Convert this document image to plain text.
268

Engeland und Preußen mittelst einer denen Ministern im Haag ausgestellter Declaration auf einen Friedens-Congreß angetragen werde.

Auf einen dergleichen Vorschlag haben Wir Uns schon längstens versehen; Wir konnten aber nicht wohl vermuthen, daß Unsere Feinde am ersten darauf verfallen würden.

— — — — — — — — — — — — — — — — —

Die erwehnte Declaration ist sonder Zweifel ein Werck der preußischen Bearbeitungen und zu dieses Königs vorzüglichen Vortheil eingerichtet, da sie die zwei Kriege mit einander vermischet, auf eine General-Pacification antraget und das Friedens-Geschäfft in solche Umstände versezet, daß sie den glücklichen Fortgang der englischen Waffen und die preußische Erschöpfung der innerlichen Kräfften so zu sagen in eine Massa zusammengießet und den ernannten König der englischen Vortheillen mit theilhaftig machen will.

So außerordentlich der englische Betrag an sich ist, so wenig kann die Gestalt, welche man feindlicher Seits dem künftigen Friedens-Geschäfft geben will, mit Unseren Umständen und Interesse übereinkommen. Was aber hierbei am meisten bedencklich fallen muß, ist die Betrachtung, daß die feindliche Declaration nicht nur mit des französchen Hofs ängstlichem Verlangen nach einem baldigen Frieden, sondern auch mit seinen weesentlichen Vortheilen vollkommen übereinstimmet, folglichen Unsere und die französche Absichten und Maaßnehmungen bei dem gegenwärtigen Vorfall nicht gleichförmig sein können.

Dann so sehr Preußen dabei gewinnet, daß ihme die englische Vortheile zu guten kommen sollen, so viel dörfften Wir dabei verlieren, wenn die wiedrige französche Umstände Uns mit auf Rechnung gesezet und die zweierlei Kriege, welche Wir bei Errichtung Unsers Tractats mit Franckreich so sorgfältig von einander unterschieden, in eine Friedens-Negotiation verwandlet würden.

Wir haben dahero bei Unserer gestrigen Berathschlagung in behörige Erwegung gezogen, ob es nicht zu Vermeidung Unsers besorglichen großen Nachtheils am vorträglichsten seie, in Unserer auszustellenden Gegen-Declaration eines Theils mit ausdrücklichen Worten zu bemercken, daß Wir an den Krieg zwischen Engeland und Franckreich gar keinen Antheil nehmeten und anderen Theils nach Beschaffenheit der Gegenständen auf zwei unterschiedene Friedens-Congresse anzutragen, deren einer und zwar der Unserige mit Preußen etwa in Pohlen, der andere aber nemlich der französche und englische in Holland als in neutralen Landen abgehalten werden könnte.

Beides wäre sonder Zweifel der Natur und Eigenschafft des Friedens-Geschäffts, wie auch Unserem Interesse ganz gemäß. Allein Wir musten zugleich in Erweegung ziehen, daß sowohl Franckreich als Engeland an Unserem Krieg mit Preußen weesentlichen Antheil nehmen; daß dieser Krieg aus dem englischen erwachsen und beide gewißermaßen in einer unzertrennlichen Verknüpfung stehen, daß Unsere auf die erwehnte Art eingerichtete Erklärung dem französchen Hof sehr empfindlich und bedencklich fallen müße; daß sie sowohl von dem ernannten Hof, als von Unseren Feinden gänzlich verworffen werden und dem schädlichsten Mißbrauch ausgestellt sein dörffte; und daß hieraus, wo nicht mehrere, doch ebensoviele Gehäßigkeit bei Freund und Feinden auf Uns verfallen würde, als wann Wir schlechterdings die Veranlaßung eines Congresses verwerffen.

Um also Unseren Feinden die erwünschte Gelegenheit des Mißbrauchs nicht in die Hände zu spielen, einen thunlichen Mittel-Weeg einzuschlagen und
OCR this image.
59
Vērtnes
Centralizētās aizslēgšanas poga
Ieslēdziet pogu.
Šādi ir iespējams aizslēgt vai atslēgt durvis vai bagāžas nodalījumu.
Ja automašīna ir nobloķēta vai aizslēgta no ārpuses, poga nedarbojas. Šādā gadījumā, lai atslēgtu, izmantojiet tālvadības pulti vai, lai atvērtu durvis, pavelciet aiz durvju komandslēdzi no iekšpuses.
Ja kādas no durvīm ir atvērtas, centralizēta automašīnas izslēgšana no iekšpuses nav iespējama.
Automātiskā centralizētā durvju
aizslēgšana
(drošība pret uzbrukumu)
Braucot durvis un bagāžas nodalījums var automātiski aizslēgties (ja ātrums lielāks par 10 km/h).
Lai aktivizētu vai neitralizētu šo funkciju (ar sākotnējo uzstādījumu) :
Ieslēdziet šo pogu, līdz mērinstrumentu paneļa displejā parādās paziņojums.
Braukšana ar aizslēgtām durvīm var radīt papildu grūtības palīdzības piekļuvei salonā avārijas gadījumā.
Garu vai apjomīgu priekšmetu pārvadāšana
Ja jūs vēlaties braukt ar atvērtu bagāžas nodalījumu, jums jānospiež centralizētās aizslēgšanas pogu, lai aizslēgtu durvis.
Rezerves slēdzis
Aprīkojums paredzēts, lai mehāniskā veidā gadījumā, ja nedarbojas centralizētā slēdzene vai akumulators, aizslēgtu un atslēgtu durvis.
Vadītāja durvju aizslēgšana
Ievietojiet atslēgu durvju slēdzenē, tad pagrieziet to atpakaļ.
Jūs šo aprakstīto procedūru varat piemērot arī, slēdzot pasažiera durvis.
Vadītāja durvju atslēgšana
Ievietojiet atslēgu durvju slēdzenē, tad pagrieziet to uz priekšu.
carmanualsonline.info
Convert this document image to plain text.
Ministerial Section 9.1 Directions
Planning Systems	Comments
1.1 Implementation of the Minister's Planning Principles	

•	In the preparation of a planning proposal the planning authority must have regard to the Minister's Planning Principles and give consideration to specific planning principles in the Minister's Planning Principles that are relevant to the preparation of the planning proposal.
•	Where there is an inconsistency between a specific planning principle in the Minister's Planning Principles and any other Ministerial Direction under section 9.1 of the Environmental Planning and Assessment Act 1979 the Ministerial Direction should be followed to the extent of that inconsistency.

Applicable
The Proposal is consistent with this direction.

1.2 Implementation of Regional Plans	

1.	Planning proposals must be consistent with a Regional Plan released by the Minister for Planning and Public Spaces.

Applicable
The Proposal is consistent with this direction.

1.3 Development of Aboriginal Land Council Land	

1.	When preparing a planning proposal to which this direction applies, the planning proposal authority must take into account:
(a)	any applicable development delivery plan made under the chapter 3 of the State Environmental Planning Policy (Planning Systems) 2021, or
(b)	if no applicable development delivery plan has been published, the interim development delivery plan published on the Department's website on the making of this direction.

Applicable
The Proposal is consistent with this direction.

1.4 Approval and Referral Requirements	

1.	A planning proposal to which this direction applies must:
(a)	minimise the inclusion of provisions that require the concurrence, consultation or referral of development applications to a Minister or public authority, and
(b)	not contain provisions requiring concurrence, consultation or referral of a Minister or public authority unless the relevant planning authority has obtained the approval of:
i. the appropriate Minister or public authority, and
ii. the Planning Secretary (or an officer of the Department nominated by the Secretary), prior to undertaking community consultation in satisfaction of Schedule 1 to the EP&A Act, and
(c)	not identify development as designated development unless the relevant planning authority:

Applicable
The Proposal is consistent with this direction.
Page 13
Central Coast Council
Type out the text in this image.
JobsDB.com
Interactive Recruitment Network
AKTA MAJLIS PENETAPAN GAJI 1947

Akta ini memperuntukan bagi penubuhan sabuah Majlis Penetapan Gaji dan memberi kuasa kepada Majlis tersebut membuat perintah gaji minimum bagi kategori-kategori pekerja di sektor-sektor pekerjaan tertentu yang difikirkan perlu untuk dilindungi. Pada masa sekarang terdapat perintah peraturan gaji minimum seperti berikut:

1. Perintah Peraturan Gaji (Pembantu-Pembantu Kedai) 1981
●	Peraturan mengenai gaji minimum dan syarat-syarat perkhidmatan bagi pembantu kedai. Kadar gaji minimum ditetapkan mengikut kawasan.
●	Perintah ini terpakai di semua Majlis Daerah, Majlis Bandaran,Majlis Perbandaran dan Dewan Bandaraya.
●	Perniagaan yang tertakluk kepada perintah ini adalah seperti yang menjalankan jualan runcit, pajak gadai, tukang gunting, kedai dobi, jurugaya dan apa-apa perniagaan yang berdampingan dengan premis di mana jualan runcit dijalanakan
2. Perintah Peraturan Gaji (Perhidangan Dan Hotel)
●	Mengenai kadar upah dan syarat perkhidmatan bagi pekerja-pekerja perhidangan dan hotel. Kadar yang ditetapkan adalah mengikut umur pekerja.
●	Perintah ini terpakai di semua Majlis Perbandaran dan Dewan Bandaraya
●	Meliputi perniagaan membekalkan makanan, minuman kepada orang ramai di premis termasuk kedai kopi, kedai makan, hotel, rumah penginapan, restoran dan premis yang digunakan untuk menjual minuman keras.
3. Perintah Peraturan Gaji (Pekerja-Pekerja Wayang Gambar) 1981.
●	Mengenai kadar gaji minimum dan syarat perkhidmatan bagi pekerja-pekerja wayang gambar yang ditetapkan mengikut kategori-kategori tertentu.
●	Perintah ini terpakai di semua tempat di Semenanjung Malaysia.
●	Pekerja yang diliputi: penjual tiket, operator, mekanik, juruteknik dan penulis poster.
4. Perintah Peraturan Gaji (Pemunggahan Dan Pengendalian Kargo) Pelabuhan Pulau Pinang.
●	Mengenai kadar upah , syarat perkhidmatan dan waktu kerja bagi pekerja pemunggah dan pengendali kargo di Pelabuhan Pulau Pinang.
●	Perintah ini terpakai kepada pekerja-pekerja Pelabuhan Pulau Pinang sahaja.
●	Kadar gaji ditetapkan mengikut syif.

◆ Your objective:
Read through the lines above and collect those that contain the string "tertentu".

◆ Solution to this task:
Akta ini memperuntukan bagi penubuhan sabuah Majlis Penetapan Gaji dan memberi kuasa kepada Majlis tersebut membuat perintah gaji minimum bagi kategori-kategori pekerja di sektor-sektor pekerjaan tertentu yang difikirkan perlu untuk dilindungi. Pada masa sekarang terdapat perintah peraturan gaji minimum seperti berikut:
●	Mengenai kadar gaji minimum dan syarat perkhidmatan bagi pekerja-pekerja wayang gambar yang ditetapkan mengikut kategori-kategori tertentu.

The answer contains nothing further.